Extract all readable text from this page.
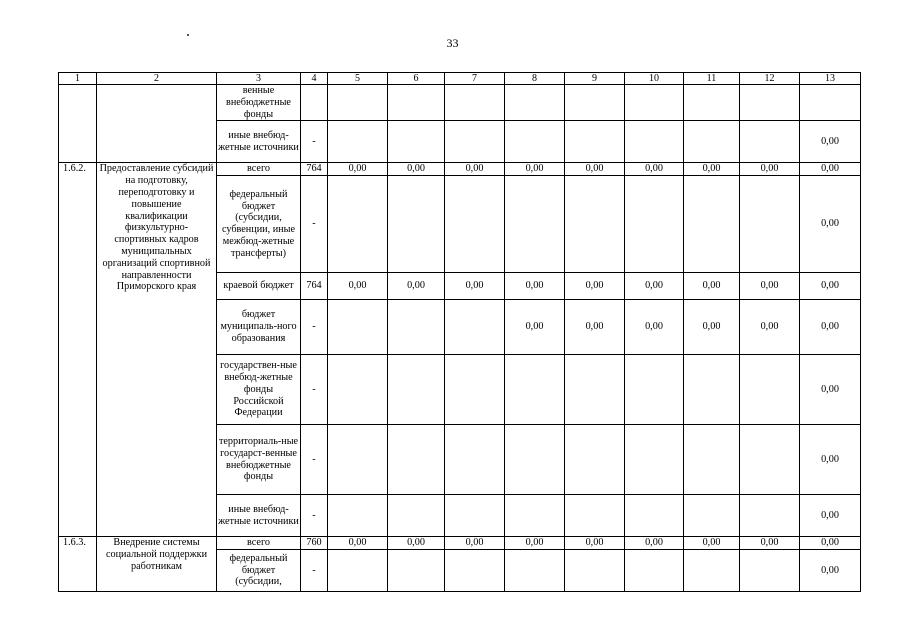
33
1	2	3	4	5	6	7	8	9	10	11	12	13
		венные внебюджетные фонды										
		иные внебюд-жетные источники	-									0,00
1.6.2.	Предоставление субсидий на подготовку, переподготовку и повышение квалификации физкультурно-спортивных кадров муниципальных организаций спортивной направленности Приморского края	всего	764	0,00	0,00	0,00	0,00	0,00	0,00	0,00	0,00	0,00
		федеральный бюджет (субсидии, субвенции, иные межбюд-жетные трансферты)	-									0,00
		краевой бюджет	764	0,00	0,00	0,00	0,00	0,00	0,00	0,00	0,00	0,00
		бюджет муниципаль-ного образования	-				0,00	0,00	0,00	0,00	0,00	0,00
		государствен-ные внебюд-жетные фонды Российской Федерации	-									0,00
		территориаль-ные государст-венные внебюджетные фонды	-									0,00
		иные внебюд-жетные источники	-									0,00
1.6.3.	Внедрение системы социальной поддержки работникам	всего	760	0,00	0,00	0,00	0,00	0,00	0,00	0,00	0,00	0,00
		федеральный бюджет (субсидии,	-									0,00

==*==

| EXERCISE |
Gather every line from the listing above in which "венные" appears, and copy those lines.

| TASK RESULT |
		венные внебюджетные фонды										
		территориаль-ные государст-венные внебюджетные фонды	-									0,00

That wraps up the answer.